(Dataset rows about figures)
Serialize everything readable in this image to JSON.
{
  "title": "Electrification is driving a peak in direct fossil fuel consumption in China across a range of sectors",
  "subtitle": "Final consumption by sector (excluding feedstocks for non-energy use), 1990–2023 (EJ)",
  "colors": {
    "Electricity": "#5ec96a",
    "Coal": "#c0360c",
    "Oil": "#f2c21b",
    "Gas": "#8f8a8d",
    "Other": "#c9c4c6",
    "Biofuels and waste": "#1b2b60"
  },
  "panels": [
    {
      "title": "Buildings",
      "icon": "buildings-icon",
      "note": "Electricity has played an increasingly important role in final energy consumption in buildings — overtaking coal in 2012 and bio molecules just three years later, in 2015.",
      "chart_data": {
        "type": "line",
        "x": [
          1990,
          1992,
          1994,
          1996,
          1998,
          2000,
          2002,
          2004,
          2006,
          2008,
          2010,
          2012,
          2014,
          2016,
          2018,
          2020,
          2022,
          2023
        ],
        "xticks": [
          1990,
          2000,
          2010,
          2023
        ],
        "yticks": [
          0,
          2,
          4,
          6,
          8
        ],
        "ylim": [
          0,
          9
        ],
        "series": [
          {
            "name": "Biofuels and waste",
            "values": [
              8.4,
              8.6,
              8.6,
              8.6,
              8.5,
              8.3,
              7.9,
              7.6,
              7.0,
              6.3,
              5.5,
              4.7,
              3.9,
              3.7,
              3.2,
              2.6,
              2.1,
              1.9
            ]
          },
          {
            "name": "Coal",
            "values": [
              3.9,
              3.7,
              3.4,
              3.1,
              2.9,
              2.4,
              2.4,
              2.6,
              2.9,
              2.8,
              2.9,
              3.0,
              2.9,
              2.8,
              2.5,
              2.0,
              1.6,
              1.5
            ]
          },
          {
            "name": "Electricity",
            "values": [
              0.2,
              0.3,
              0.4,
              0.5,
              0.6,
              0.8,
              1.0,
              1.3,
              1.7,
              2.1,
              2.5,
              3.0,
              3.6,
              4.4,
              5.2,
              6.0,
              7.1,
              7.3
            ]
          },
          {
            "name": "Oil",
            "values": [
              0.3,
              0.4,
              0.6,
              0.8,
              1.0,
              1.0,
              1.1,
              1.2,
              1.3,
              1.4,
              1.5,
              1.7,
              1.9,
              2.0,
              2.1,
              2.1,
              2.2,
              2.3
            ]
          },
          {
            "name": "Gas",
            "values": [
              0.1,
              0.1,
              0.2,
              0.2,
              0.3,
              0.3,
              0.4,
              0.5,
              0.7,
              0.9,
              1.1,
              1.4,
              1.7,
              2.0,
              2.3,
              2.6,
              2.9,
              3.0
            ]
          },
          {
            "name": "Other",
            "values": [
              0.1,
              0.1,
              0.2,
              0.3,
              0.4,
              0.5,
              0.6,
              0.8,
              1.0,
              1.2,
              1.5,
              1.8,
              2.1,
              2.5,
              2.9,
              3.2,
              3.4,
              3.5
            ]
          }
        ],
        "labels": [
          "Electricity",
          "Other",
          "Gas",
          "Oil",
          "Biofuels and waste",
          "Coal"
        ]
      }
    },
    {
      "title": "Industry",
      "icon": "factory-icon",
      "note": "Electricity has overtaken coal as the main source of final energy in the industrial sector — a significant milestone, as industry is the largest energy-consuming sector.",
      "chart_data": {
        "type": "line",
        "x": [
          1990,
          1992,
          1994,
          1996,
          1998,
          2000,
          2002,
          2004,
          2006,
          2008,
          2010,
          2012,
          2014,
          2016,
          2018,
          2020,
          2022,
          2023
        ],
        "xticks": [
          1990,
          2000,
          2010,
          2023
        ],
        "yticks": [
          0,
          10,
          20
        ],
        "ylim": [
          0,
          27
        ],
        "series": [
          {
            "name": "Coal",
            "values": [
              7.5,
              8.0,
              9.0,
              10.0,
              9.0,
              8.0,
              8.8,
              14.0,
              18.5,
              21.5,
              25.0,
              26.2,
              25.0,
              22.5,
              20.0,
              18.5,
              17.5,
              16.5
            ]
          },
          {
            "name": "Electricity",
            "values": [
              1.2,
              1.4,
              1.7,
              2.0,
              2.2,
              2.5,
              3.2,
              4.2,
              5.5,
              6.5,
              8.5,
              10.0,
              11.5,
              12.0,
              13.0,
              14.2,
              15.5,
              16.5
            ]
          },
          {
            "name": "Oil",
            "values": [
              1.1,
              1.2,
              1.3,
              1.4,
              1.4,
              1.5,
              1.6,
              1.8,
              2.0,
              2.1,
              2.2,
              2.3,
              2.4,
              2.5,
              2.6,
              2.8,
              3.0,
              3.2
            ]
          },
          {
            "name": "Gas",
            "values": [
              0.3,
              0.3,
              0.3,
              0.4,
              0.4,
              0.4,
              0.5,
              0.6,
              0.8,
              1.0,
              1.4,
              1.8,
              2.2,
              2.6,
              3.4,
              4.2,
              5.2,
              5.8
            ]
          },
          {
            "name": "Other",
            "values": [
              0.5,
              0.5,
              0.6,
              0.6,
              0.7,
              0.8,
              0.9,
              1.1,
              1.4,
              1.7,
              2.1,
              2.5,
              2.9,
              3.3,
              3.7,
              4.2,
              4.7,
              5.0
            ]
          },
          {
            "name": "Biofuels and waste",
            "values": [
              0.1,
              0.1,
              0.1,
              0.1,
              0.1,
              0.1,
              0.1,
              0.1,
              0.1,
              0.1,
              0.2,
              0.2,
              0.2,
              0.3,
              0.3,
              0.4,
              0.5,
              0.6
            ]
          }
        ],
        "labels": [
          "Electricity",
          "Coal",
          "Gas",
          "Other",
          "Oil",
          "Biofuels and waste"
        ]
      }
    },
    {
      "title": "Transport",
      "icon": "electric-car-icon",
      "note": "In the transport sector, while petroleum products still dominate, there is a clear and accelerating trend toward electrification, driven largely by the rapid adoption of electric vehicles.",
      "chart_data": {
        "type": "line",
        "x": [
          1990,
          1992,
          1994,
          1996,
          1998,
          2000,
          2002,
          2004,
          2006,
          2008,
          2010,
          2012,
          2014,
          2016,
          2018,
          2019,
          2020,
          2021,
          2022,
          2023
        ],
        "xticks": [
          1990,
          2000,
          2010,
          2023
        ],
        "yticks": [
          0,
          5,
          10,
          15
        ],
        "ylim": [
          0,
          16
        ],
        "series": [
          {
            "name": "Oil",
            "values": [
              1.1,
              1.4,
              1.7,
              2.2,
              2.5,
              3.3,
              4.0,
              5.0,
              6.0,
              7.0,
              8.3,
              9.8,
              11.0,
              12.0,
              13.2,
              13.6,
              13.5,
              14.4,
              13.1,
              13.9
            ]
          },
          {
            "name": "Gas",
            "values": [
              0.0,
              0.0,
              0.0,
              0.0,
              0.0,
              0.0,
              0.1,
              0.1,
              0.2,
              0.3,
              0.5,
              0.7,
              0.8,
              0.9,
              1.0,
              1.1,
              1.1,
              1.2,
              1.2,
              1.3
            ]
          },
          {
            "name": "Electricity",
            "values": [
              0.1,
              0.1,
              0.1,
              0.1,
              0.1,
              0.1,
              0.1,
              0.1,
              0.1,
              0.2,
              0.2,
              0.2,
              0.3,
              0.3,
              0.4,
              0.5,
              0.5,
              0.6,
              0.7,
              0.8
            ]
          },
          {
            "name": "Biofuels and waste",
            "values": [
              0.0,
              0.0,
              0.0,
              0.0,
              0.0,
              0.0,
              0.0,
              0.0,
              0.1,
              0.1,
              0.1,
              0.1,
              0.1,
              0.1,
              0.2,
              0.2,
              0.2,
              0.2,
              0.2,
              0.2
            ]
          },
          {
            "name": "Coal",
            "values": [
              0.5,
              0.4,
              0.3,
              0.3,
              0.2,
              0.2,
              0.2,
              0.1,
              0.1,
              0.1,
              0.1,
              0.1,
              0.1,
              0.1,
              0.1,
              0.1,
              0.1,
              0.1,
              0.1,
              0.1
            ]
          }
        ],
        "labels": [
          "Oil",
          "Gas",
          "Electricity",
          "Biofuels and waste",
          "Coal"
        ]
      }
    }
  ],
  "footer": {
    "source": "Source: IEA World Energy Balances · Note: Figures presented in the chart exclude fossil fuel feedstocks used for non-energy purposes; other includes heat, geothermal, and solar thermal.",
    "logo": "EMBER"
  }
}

- Goal: Pick out each line in the material containing "consumption".

- Result of this exercise:
  "title": "Electrification is driving a peak in direct fossil fuel consumption in China across a range of sectors",
  "subtitle": "Final consumption by sector (excluding feedstocks for non-energy use), 1990–2023 (EJ)",
      "note": "Electricity has played an increasingly important role in final energy consumption in buildings — overtaking coal in 2012 and bio molecules just three years later, in 2015.",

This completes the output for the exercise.